-------- MATERIAL FOR THIS TASK

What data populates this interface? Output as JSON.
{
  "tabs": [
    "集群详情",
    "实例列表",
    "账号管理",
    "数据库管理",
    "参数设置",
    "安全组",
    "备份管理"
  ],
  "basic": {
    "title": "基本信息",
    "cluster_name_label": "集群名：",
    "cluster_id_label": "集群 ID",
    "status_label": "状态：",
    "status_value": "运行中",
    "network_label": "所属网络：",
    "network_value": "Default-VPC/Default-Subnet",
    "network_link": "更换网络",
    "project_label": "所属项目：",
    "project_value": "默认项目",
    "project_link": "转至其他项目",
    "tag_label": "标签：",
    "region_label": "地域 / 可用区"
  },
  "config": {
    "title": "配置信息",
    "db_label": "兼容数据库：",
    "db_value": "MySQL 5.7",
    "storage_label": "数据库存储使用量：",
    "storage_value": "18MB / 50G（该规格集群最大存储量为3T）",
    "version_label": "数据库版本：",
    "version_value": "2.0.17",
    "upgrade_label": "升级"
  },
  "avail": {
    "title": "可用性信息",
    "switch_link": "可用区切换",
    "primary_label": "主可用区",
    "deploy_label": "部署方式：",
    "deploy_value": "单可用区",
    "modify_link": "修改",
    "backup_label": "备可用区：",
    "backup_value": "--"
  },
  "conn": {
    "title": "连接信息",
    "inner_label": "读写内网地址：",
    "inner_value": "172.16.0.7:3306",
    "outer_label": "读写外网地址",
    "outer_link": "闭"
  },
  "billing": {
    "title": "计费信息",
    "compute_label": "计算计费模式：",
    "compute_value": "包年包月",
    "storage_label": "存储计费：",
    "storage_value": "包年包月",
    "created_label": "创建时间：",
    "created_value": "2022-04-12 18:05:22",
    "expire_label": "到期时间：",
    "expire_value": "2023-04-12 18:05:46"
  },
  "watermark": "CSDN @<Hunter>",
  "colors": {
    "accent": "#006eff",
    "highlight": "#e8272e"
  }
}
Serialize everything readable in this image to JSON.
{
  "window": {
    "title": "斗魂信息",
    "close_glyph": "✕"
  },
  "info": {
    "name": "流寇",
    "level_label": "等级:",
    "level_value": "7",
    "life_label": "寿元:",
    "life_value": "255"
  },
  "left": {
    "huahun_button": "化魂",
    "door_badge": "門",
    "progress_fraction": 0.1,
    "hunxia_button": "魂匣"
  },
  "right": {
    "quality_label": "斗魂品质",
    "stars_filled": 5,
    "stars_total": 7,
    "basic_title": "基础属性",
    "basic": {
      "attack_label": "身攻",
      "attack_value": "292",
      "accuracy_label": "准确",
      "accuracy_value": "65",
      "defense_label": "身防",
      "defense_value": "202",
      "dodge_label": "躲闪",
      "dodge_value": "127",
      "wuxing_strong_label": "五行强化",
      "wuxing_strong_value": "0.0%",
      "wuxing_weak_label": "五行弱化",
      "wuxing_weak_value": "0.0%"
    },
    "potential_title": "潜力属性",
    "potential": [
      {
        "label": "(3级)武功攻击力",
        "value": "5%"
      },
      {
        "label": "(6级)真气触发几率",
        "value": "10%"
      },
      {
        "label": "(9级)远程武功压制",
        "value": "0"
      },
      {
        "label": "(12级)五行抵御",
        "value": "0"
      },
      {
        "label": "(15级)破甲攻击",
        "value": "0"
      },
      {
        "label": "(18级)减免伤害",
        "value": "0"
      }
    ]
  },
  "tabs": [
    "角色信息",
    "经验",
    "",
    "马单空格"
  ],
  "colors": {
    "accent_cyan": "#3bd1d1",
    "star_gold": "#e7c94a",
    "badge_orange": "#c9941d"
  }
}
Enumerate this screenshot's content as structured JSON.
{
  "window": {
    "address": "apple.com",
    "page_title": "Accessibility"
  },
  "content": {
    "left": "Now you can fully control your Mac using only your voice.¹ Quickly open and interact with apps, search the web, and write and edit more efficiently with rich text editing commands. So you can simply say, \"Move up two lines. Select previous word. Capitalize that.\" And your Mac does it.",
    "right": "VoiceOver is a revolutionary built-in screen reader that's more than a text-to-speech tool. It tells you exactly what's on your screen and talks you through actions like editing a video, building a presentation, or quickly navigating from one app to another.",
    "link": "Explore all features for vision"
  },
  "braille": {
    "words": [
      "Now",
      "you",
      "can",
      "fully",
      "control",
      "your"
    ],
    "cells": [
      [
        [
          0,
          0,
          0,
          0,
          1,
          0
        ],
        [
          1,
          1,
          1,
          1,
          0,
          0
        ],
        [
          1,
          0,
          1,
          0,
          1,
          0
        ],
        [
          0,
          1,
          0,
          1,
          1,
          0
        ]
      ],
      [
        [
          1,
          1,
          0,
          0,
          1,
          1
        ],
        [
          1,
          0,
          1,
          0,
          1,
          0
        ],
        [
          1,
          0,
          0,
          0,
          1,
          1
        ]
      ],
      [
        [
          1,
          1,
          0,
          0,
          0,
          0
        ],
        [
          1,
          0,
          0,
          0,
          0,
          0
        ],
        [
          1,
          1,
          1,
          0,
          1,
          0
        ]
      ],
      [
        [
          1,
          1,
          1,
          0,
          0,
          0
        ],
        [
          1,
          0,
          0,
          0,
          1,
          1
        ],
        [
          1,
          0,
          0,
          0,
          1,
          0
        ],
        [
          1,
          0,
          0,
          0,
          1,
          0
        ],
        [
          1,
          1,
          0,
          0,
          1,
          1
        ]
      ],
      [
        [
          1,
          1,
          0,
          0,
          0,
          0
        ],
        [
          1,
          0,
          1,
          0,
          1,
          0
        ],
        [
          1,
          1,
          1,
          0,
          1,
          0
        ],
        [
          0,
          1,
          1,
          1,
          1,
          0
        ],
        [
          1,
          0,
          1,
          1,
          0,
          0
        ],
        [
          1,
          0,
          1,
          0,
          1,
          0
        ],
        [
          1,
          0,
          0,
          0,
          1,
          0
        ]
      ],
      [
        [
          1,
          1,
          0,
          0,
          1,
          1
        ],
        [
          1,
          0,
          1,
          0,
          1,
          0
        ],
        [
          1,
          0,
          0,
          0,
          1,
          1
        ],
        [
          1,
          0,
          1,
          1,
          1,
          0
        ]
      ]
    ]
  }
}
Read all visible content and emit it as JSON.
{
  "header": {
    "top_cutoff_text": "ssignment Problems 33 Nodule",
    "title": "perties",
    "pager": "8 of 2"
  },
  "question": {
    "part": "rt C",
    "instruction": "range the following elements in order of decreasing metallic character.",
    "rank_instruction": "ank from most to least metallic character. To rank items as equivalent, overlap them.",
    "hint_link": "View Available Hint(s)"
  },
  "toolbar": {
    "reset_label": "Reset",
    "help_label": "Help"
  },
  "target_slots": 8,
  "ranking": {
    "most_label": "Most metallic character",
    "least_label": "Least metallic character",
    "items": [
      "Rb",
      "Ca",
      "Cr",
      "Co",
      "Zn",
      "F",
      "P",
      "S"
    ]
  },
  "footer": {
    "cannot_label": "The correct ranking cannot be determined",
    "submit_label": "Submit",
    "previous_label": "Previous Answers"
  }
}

----------------

● **REQUIRED TASK**: Extract all the material, leaving every line as it is.

● **RESULT OF THE EXERCISE**:
What data populates this interface? Output as JSON.
{
  "tabs": [
    "集群详情",
    "实例列表",
    "账号管理",
    "数据库管理",
    "参数设置",
    "安全组",
    "备份管理"
  ],
  "basic": {
    "title": "基本信息",
    "cluster_name_label": "集群名：",
    "cluster_id_label": "集群 ID",
    "status_label": "状态：",
    "status_value": "运行中",
    "network_label": "所属网络：",
    "network_value": "Default-VPC/Default-Subnet",
    "network_link": "更换网络",
    "project_label": "所属项目：",
    "project_value": "默认项目",
    "project_link": "转至其他项目",
    "tag_label": "标签：",
    "region_label": "地域 / 可用区"
  },
  "config": {
    "title": "配置信息",
    "db_label": "兼容数据库：",
    "db_value": "MySQL 5.7",
    "storage_label": "数据库存储使用量：",
    "storage_value": "18MB / 50G（该规格集群最大存储量为3T）",
    "version_label": "数据库版本：",
    "version_value": "2.0.17",
    "upgrade_label": "升级"
  },
  "avail": {
    "title": "可用性信息",
    "switch_link": "可用区切换",
    "primary_label": "主可用区",
    "deploy_label": "部署方式：",
    "deploy_value": "单可用区",
    "modify_link": "修改",
    "backup_label": "备可用区：",
    "backup_value": "--"
  },
  "conn": {
    "title": "连接信息",
    "inner_label": "读写内网地址：",
    "inner_value": "172.16.0.7:3306",
    "outer_label": "读写外网地址",
    "outer_link": "闭"
  },
  "billing": {
    "title": "计费信息",
    "compute_label": "计算计费模式：",
    "compute_value": "包年包月",
    "storage_label": "存储计费：",
    "storage_value": "包年包月",
    "created_label": "创建时间：",
    "created_value": "2022-04-12 18:05:22",
    "expire_label": "到期时间：",
    "expire_value": "2023-04-12 18:05:46"
  },
  "watermark": "CSDN @<Hunter>",
  "colors": {
    "accent": "#006eff",
    "highlight": "#e8272e"
  }
}
Serialize everything readable in this image to JSON.
{
  "window": {
    "title": "斗魂信息",
    "close_glyph": "✕"
  },
  "info": {
    "name": "流寇",
    "level_label": "等级:",
    "level_value": "7",
    "life_label": "寿元:",
    "life_value": "255"
  },
  "left": {
    "huahun_button": "化魂",
    "door_badge": "門",
    "progress_fraction": 0.1,
    "hunxia_button": "魂匣"
  },
  "right": {
    "quality_label": "斗魂品质",
    "stars_filled": 5,
    "stars_total": 7,
    "basic_title": "基础属性",
    "basic": {
      "attack_label": "身攻",
      "attack_value": "292",
      "accuracy_label": "准确",
      "accuracy_value": "65",
      "defense_label": "身防",
      "defense_value": "202",
      "dodge_label": "躲闪",
      "dodge_value": "127",
      "wuxing_strong_label": "五行强化",
      "wuxing_strong_value": "0.0%",
      "wuxing_weak_label": "五行弱化",
      "wuxing_weak_value": "0.0%"
    },
    "potential_title": "潜力属性",
    "potential": [
      {
        "label": "(3级)武功攻击力",
        "value": "5%"
      },
      {
        "label": "(6级)真气触发几率",
        "value": "10%"
      },
      {
        "label": "(9级)远程武功压制",
        "value": "0"
      },
      {
        "label": "(12级)五行抵御",
        "value": "0"
      },
      {
        "label": "(15级)破甲攻击",
        "value": "0"
      },
      {
        "label": "(18级)减免伤害",
        "value": "0"
      }
    ]
  },
  "tabs": [
    "角色信息",
    "经验",
    "",
    "马单空格"
  ],
  "colors": {
    "accent_cyan": "#3bd1d1",
    "star_gold": "#e7c94a",
    "badge_orange": "#c9941d"
  }
}
Enumerate this screenshot's content as structured JSON.
{
  "window": {
    "address": "apple.com",
    "page_title": "Accessibility"
  },
  "content": {
    "left": "Now you can fully control your Mac using only your voice.¹ Quickly open and interact with apps, search the web, and write and edit more efficiently with rich text editing commands. So you can simply say, \"Move up two lines. Select previous word. Capitalize that.\" And your Mac does it.",
    "right": "VoiceOver is a revolutionary built-in screen reader that's more than a text-to-speech tool. It tells you exactly what's on your screen and talks you through actions like editing a video, building a presentation, or quickly navigating from one app to another.",
    "link": "Explore all features for vision"
  },
  "braille": {
    "words": [
      "Now",
      "you",
      "can",
      "fully",
      "control",
      "your"
    ],
    "cells": [
      [
        [
          0,
          0,
          0,
          0,
          1,
          0
        ],
        [
          1,
          1,
          1,
          1,
          0,
          0
        ],
        [
          1,
          0,
          1,
          0,
          1,
          0
        ],
        [
          0,
          1,
          0,
          1,
          1,
          0
        ]
      ],
      [
        [
          1,
          1,
          0,
          0,
          1,
          1
        ],
        [
          1,
          0,
          1,
          0,
          1,
          0
        ],
        [
          1,
          0,
          0,
          0,
          1,
          1
        ]
      ],
      [
        [
          1,
          1,
          0,
          0,
          0,
          0
        ],
        [
          1,
          0,
          0,
          0,
          0,
          0
        ],
        [
          1,
          1,
          1,
          0,
          1,
          0
        ]
      ],
      [
        [
          1,
          1,
          1,
          0,
          0,
          0
        ],
        [
          1,
          0,
          0,
          0,
          1,
          1
        ],
        [
          1,
          0,
          0,
          0,
          1,
          0
        ],
        [
          1,
          0,
          0,
          0,
          1,
          0
        ],
        [
          1,
          1,
          0,
          0,
          1,
          1
        ]
      ],
      [
        [
          1,
          1,
          0,
          0,
          0,
          0
        ],
        [
          1,
          0,
          1,
          0,
          1,
          0
        ],
        [
          1,
          1,
          1,
          0,
          1,
          0
        ],
        [
          0,
          1,
          1,
          1,
          1,
          0
        ],
        [
          1,
          0,
          1,
          1,
          0,
          0
        ],
        [
          1,
          0,
          1,
          0,
          1,
          0
        ],
        [
          1,
          0,
          0,
          0,
          1,
          0
        ]
      ],
      [
        [
          1,
          1,
          0,
          0,
          1,
          1
        ],
        [
          1,
          0,
          1,
          0,
          1,
          0
        ],
        [
          1,
          0,
          0,
          0,
          1,
          1
        ],
        [
          1,
          0,
          1,
          1,
          1,
          0
        ]
      ]
    ]
  }
}
Read all visible content and emit it as JSON.
{
  "header": {
    "top_cutoff_text": "ssignment Problems 33 Nodule",
    "title": "perties",
    "pager": "8 of 2"
  },
  "question": {
    "part": "rt C",
    "instruction": "range the following elements in order of decreasing metallic character.",
    "rank_instruction": "ank from most to least metallic character. To rank items as equivalent, overlap them.",
    "hint_link": "View Available Hint(s)"
  },
  "toolbar": {
    "reset_label": "Reset",
    "help_label": "Help"
  },
  "target_slots": 8,
  "ranking": {
    "most_label": "Most metallic character",
    "least_label": "Least metallic character",
    "items": [
      "Rb",
      "Ca",
      "Cr",
      "Co",
      "Zn",
      "F",
      "P",
      "S"
    ]
  },
  "footer": {
    "cannot_label": "The correct ranking cannot be determined",
    "submit_label": "Submit",
    "previous_label": "Previous Answers"
  }
}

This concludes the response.